Dataset excerpts:
# # # # # # #
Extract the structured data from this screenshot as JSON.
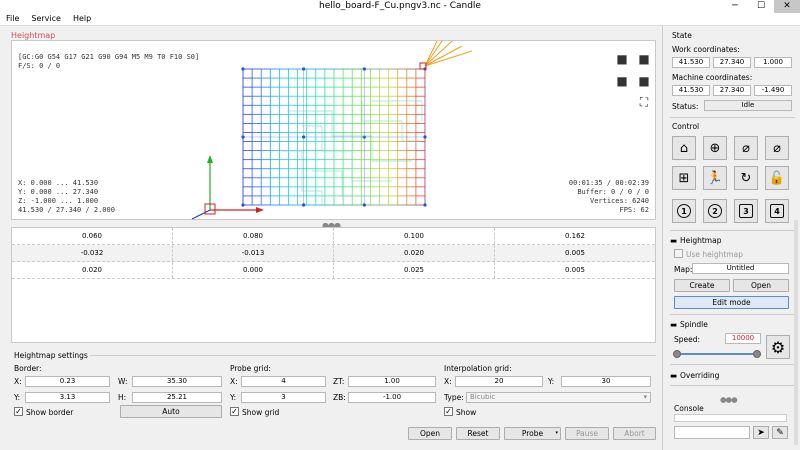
{
  "window": {
    "title": "hello_board-F_Cu.pngv3.nc - Candle"
  },
  "menu": [
    "File",
    "Service",
    "Help"
  ],
  "heightmap_view": {
    "group_title": "Heightmap",
    "gcode_state": "[GC:G0 G54 G17 G21 G90 G94 M5 M9 T0 F10 S0]",
    "feed_speed": "F/S: 0 / 0",
    "x_range": "X: 0.000 ... 41.530",
    "y_range": "Y: 0.000 ... 27.340",
    "z_range": "Z: -1.000 ... 1.000",
    "dims": "41.530 / 27.340 / 2.000",
    "time": "00:01:35 / 00:02:39",
    "buffer": "Buffer: 0 / 0 / 0",
    "vertices": "Vertices: 6240",
    "fps": "FPS: 62"
  },
  "heightmap_table": [
    [
      "0.060",
      "0.080",
      "0.100",
      "0.162"
    ],
    [
      "-0.032",
      "-0.013",
      "0.020",
      "0.005"
    ],
    [
      "0.020",
      "0.000",
      "0.025",
      "0.005"
    ]
  ],
  "heightmap_settings": {
    "title": "Heightmap settings",
    "border_label": "Border:",
    "x_label": "X:",
    "x_value": "0.23",
    "w_label": "W:",
    "w_value": "35.30",
    "y_label": "Y:",
    "y_value": "3.13",
    "h_label": "H:",
    "h_value": "25.21",
    "show_border": "Show border",
    "auto_label": "Auto",
    "probe_grid_label": "Probe grid:",
    "probe_x_value": "4",
    "probe_y_value": "3",
    "zt_label": "ZT:",
    "zt_value": "1.00",
    "zb_label": "ZB:",
    "zb_value": "-1.00",
    "show_grid": "Show grid",
    "interp_label": "Interpolation grid:",
    "interp_x_value": "20",
    "interp_y_value": "30",
    "type_label": "Type:",
    "type_value": "Bicubic",
    "show_label": "Show"
  },
  "bottom_buttons": {
    "open": "Open",
    "reset": "Reset",
    "probe": "Probe",
    "pause": "Pause",
    "abort": "Abort"
  },
  "state": {
    "title": "State",
    "work_label": "Work coordinates:",
    "work": [
      "41.530",
      "27.340",
      "1.000"
    ],
    "machine_label": "Machine coordinates:",
    "machine": [
      "41.530",
      "27.340",
      "-1.490"
    ],
    "status_label": "Status:",
    "status_value": "Idle"
  },
  "control": {
    "title": "Control",
    "nums": [
      "1",
      "2",
      "3",
      "4"
    ]
  },
  "heightmap_side": {
    "title": "Heightmap",
    "use_label": "Use heightmap",
    "map_label": "Map:",
    "map_value": "Untitled",
    "create": "Create",
    "open": "Open",
    "edit_mode": "Edit mode"
  },
  "spindle": {
    "title": "Spindle",
    "speed_label": "Speed:",
    "speed_value": "10000",
    "slider_level": 1.0
  },
  "overriding": {
    "title": "Overriding"
  },
  "console": {
    "title": "Console"
  },
  "colors": {
    "accent": "#d05050",
    "grid_blue": "#2255cc",
    "tool_orange": "#f0a020"
  }
}
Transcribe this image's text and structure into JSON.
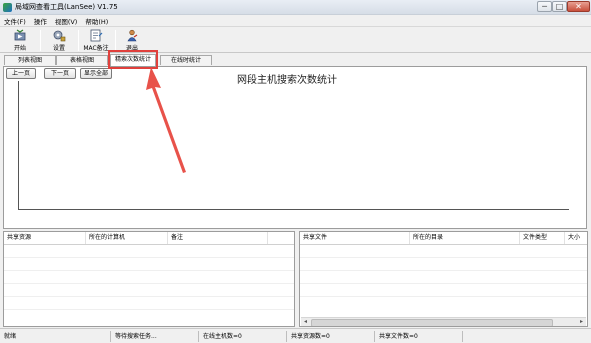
{
  "window": {
    "title": "局域网查看工具(LanSee) V1.75",
    "controls": {
      "minimize": "─",
      "maximize": "□",
      "close": "✕"
    }
  },
  "menu": [
    "文件(F)",
    "操作",
    "视图(V)",
    "帮助(H)"
  ],
  "toolbar": [
    {
      "label": "开始",
      "icon": "play-icon"
    },
    {
      "label": "设置",
      "icon": "settings-icon"
    },
    {
      "label": "MAC备注",
      "icon": "note-icon"
    },
    {
      "label": "退出",
      "icon": "exit-icon"
    }
  ],
  "tabs": [
    {
      "label": "列表视图",
      "active": false
    },
    {
      "label": "表格视图",
      "active": false
    },
    {
      "label": "精索次数统计",
      "active": true
    },
    {
      "label": "在线时统计",
      "active": false
    }
  ],
  "chart_panel": {
    "prev_button": "上一页",
    "next_button": "下一页",
    "show_all_button": "显示全部",
    "title": "网段主机搜索次数统计"
  },
  "share_grid": {
    "columns": [
      "共享资源",
      "所在的计算机",
      "备注"
    ]
  },
  "file_grid": {
    "columns": [
      "共享文件",
      "所在的目录",
      "文件类型",
      "大小"
    ],
    "scroll_left": "◂",
    "scroll_right": "▸"
  },
  "statusbar": {
    "ready": "就绪",
    "task": "等待搜索任务...",
    "online_hosts": "在线主机数=0",
    "shared_resources": "共享资源数=0",
    "shared_files": "共享文件数=0"
  },
  "colors": {
    "highlight": "#e0403c",
    "arrow": "#e8524a"
  }
}
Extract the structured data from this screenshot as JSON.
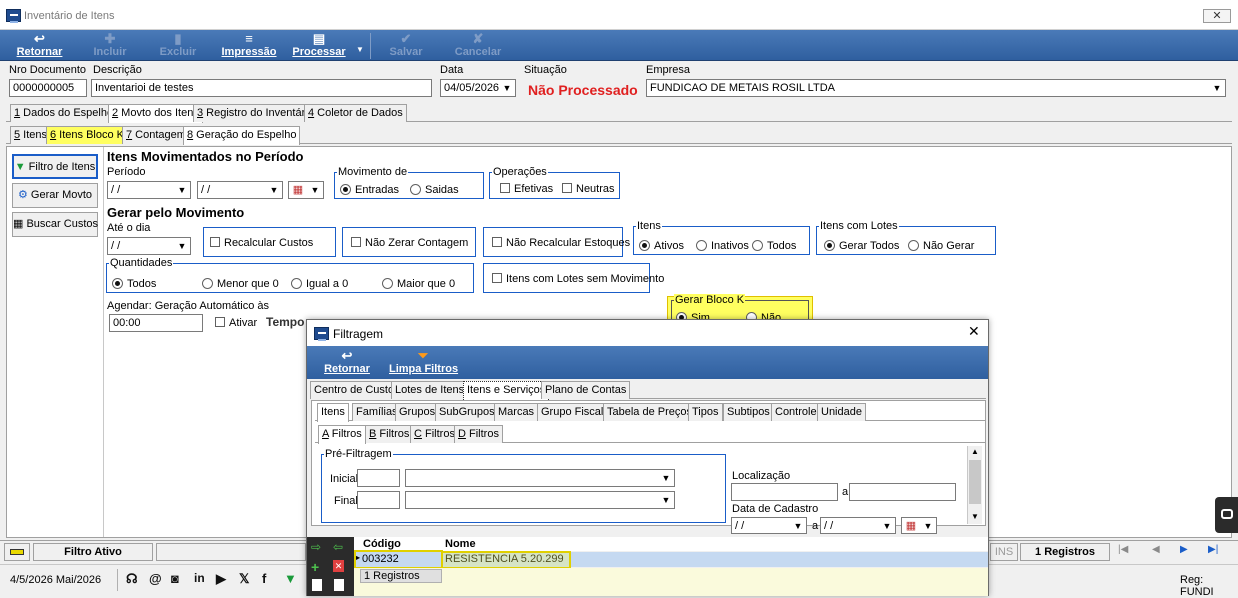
{
  "window": {
    "title": "Inventário de Itens",
    "close_glyph": "✕"
  },
  "toolbar": {
    "retornar": "Retornar",
    "incluir": "Incluir",
    "excluir": "Excluir",
    "impressao": "Impressão",
    "processar": "Processar",
    "salvar": "Salvar",
    "cancelar": "Cancelar"
  },
  "header": {
    "nro_label": "Nro Documento",
    "nro_value": "0000000005",
    "desc_label": "Descrição",
    "desc_value": "Inventarioi de testes",
    "data_label": "Data",
    "data_value": "04/05/2026",
    "situacao_label": "Situação",
    "situacao_value": "Não Processado",
    "empresa_label": "Empresa",
    "empresa_value": "FUNDICAO DE METAIS ROSIL LTDA"
  },
  "tabs_main": [
    {
      "num": "1",
      "label": " Dados do Espelho"
    },
    {
      "num": "2",
      "label": " Movto dos Itens"
    },
    {
      "num": "3",
      "label": " Registro do Inventário"
    },
    {
      "num": "4",
      "label": " Coletor de Dados"
    }
  ],
  "tabs_sub": [
    {
      "num": "5",
      "label": " Itens"
    },
    {
      "num": "6",
      "label": " Itens Bloco K"
    },
    {
      "num": "7",
      "label": " Contagem"
    },
    {
      "num": "8",
      "label": " Geração do Espelho"
    }
  ],
  "side": {
    "filtro": "Filtro de Itens",
    "gerar": "Gerar Movto",
    "buscar": "Buscar Custos"
  },
  "form": {
    "h_itens": "Itens Movimentados no Período",
    "periodo_label": "Período",
    "date_empty": "/ /",
    "mov_title": "Movimento de",
    "mov_entradas": "Entradas",
    "mov_saidas": "Saidas",
    "op_title": "Operações",
    "op_efetivas": "Efetivas",
    "op_neutras": "Neutras",
    "h_gerar": "Gerar pelo Movimento",
    "ate_label": "Até o dia",
    "recalc": "Recalcular Custos",
    "nao_zerar": "Não Zerar Contagem",
    "nao_recalc": "Não Recalcular Estoques",
    "itens_title": "Itens",
    "itens_ativos": "Ativos",
    "itens_inativos": "Inativos",
    "itens_todos": "Todos",
    "lotes_title": "Itens com Lotes",
    "lotes_gerar": "Gerar Todos",
    "lotes_nao": "Não Gerar",
    "qtd_title": "Quantidades",
    "qtd_todos": "Todos",
    "qtd_menor": "Menor que 0",
    "qtd_igual": "Igual a 0",
    "qtd_maior": "Maior que 0",
    "lotes_sem_mov": "Itens com Lotes sem Movimento",
    "agendar_label": "Agendar: Geração Automático às",
    "agendar_time": "00:00",
    "ativar": "Ativar",
    "tempo": "Tempo",
    "bloco_k_title": "Gerar Bloco K",
    "bloco_sim": "Sim",
    "bloco_nao": "Não"
  },
  "status": {
    "filtro_ativo": "Filtro Ativo",
    "ins": "INS",
    "registros": "1 Registros"
  },
  "bottom": {
    "date": "4/5/2026 Mai/2026",
    "reg": "Reg: FUNDI"
  },
  "dialog": {
    "title": "Filtragem",
    "close_glyph": "✕",
    "retornar": "Retornar",
    "limpa": "Limpa Filtros",
    "tabs1": [
      "Centro de Custo",
      "Lotes de Itens",
      "Itens e Serviços",
      "Plano de Contas"
    ],
    "tabs2": [
      "Itens",
      "Famílias",
      "Grupos",
      "SubGrupos",
      "Marcas",
      "Grupo Fiscal",
      "Tabela de Preços",
      "Tipos",
      "Subtipos",
      "Controle",
      "Unidade"
    ],
    "tabs3": [
      {
        "u": "A",
        "rest": " Filtros"
      },
      {
        "u": "B",
        "rest": " Filtros"
      },
      {
        "u": "C",
        "rest": " Filtros"
      },
      {
        "u": "D",
        "rest": " Filtros"
      }
    ],
    "prefilt": "Pré-Filtragem",
    "inicial": "Inicial",
    "final": "Final",
    "localizacao": "Localização",
    "a": "a",
    "data_cadastro": "Data de Cadastro",
    "date_empty": "/ /",
    "grid_headers": {
      "codigo": "Código",
      "nome": "Nome"
    },
    "grid_row": {
      "codigo": "003232",
      "nome": "RESISTENCIA 5.20.299"
    },
    "grid_count": "1 Registros"
  }
}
# # # # # # #
▸ Exercise directions
List all lines where "Recalcular" occurs.

▸ Task answer
    "recalc": "Recalcular Custos",
    "nao_recalc": "Não Recalcular Estoques",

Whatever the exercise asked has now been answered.